[Stated problem]
Show all lines holding the string "layout".

[Information provided]
-=-=-=-=-
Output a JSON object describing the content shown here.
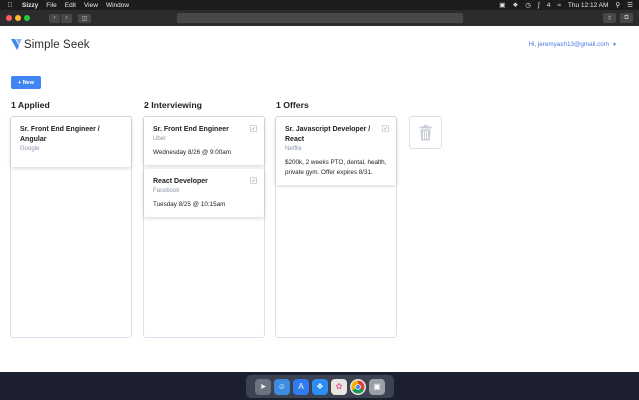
{
  "menubar": {
    "app_name": "Sizzy",
    "menus": [
      "File",
      "Edit",
      "View",
      "Window"
    ],
    "battery": "4",
    "clock": "Thu 12:12 AM"
  },
  "app": {
    "brand": "Simple Seek",
    "user_label": "Hi, jeremyash13@gmail.com",
    "new_button": "+ New"
  },
  "columns": [
    {
      "title": "1 Applied",
      "cards": [
        {
          "title": "Sr. Front End Engineer / Angular",
          "company": "Google",
          "detail": "",
          "editable": false
        }
      ]
    },
    {
      "title": "2 Interviewing",
      "cards": [
        {
          "title": "Sr. Front End Engineer",
          "company": "Uber",
          "detail": "Wednesday 8/26 @ 9:00am",
          "editable": true
        },
        {
          "title": "React Developer",
          "company": "Facebook",
          "detail": "Tuesday 8/25 @ 10:15am",
          "editable": true
        }
      ]
    },
    {
      "title": "1 Offers",
      "cards": [
        {
          "title": "Sr. Javascript Developer / React",
          "company": "Netflix",
          "detail": "$200k, 2 weeks PTO, dental, health, private gym. Offer expires 8/31.",
          "editable": true
        }
      ]
    }
  ],
  "colors": {
    "accent": "#3f86f2",
    "link": "#4a7ae0",
    "border": "#d9e0ee"
  },
  "dock_icons": [
    "launchpad-icon",
    "finder-icon",
    "app-store-icon",
    "safari-icon",
    "photos-icon",
    "chrome-icon",
    "preview-icon"
  ]
}
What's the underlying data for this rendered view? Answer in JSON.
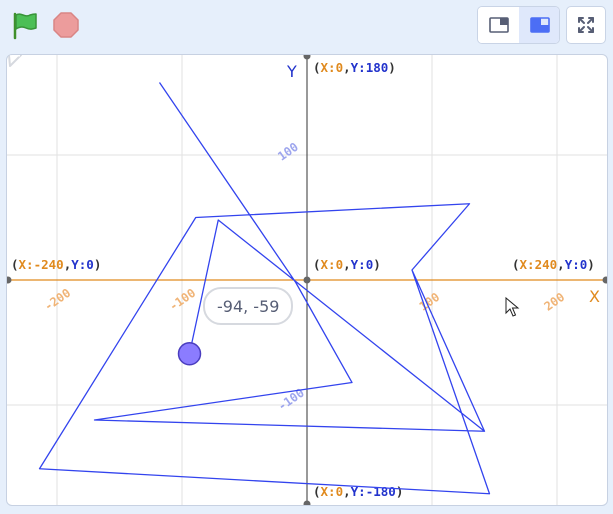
{
  "toolbar": {
    "green_flag_icon": "green-flag-icon",
    "stop_icon": "stop-sign-icon",
    "small_stage_icon": "small-stage-layout-icon",
    "large_stage_icon": "large-stage-layout-icon",
    "fullscreen_icon": "fullscreen-icon"
  },
  "stage": {
    "labels": {
      "y_axis": "Y",
      "x_axis": "X",
      "top": {
        "x_key": "X:",
        "x_val": "0",
        "sep": ",",
        "y_key": "Y:",
        "y_val": "180"
      },
      "bottom": {
        "x_key": "X:",
        "x_val": "0",
        "sep": ",",
        "y_key": "Y:",
        "y_val": "-180"
      },
      "left": {
        "x_key": "X:",
        "x_val": "-240",
        "sep": ",",
        "y_key": "Y:",
        "y_val": "0"
      },
      "right": {
        "x_key": "X:",
        "x_val": "240",
        "sep": ",",
        "y_key": "Y:",
        "y_val": "0"
      },
      "center": {
        "x_key": "X:",
        "x_val": "0",
        "sep": ",",
        "y_key": "Y:",
        "y_val": "0"
      }
    },
    "x_ticks": [
      "-200",
      "-100",
      "100",
      "200"
    ],
    "y_ticks": [
      "100",
      "-100"
    ],
    "speech_bubble": "-94, -59",
    "colors": {
      "axis_x": "#e08a1e",
      "axis_y": "#333333",
      "pen": "#3344ee",
      "sprite": "#8b7cff",
      "label_x_val": "#e08a1e",
      "label_y_val": "#2233cc",
      "grid": "#dddddd"
    },
    "pen_path": [
      [
        -118,
        158
      ],
      [
        -9,
        -2
      ],
      [
        36,
        -82
      ],
      [
        -170,
        -112
      ],
      [
        142,
        -121
      ],
      [
        84,
        8
      ],
      [
        130,
        61
      ],
      [
        -89,
        50
      ],
      [
        -214,
        -151
      ],
      [
        146,
        -171
      ],
      [
        84,
        8
      ],
      [
        142,
        -121
      ],
      [
        -71,
        48
      ],
      [
        -94,
        -59
      ]
    ],
    "sprite_position": [
      -94,
      -59
    ]
  }
}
-=-=-=-=-
[Completed exercise]
    "small_stage_icon": "small-stage-layout-icon",
    "large_stage_icon": "large-stage-layout-icon",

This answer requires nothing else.